**What this task involves**
Wherever the string "praktijkgedeelte" appears in the listing, copy that line.

**Data listing**
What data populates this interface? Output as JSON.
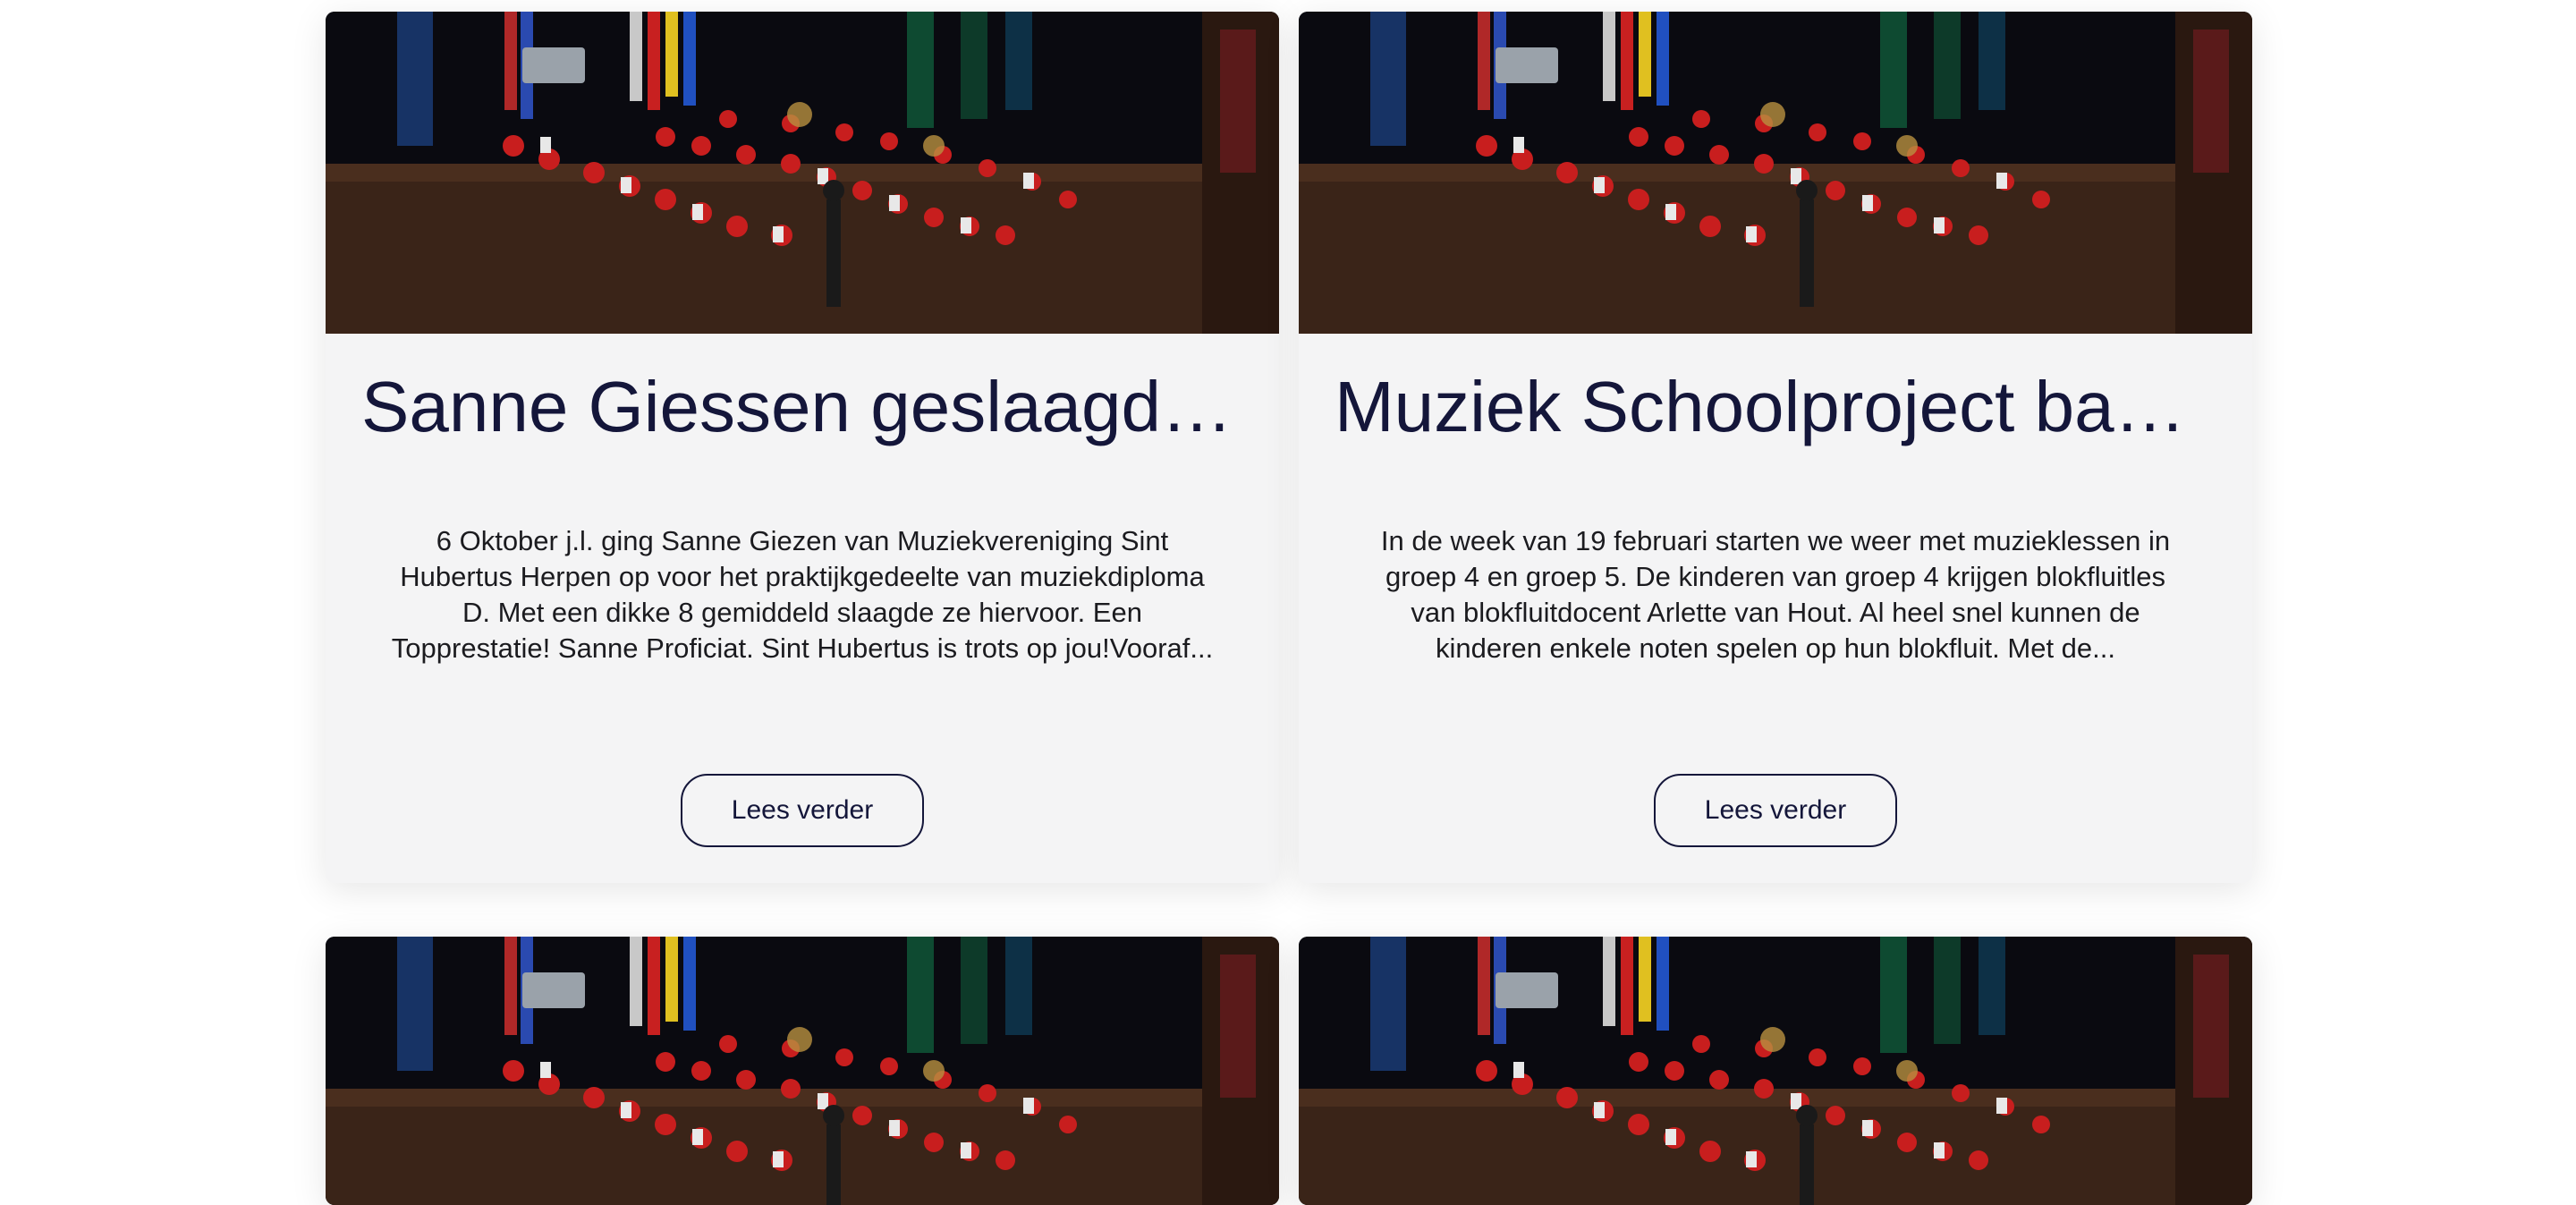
{
  "cards": [
    {
      "title": "Sanne Giessen geslaagd voor praktijkgedeelte muziekdiploma D",
      "excerpt": "6 Oktober j.l. ging Sanne Giezen van Muziekvereniging Sint Hubertus Herpen op voor het praktijkgedeelte van muziekdiploma D. Met een dikke 8 gemiddeld slaagde ze hiervoor. Een Topprestatie! Sanne Proficiat. Sint Hubertus is trots op jou!Vooraf...",
      "button": "Lees verder"
    },
    {
      "title": "Muziek Schoolproject basisschool",
      "excerpt": "In de week van 19 februari starten we weer met muzieklessen in groep 4 en groep 5. De kinderen van groep 4 krijgen blokfluitles van blokfluitdocent Arlette van Hout. Al heel snel kunnen de kinderen enkele noten spelen op hun blokfluit. Met de...",
      "button": "Lees verder"
    }
  ],
  "colors": {
    "title": "#14163a",
    "card_bg": "#f4f4f5",
    "button_border": "#14163a"
  }
}
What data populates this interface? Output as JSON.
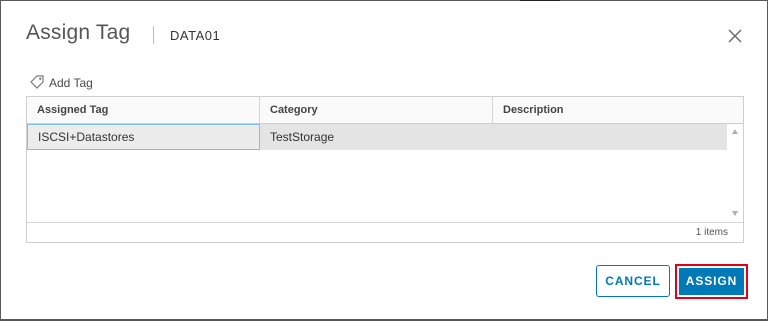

**Response to the task**
      "title": "Sanne Giessen geslaagd voor praktijkgedeelte muziekdiploma D",
      "excerpt": "6 Oktober j.l. ging Sanne Giezen van Muziekvereniging Sint Hubertus Herpen op voor het praktijkgedeelte van muziekdiploma D. Met een dikke 8 gemiddeld slaagde ze hiervoor. Een Topprestatie! Sanne Proficiat. Sint Hubertus is trots op jou!Vooraf...",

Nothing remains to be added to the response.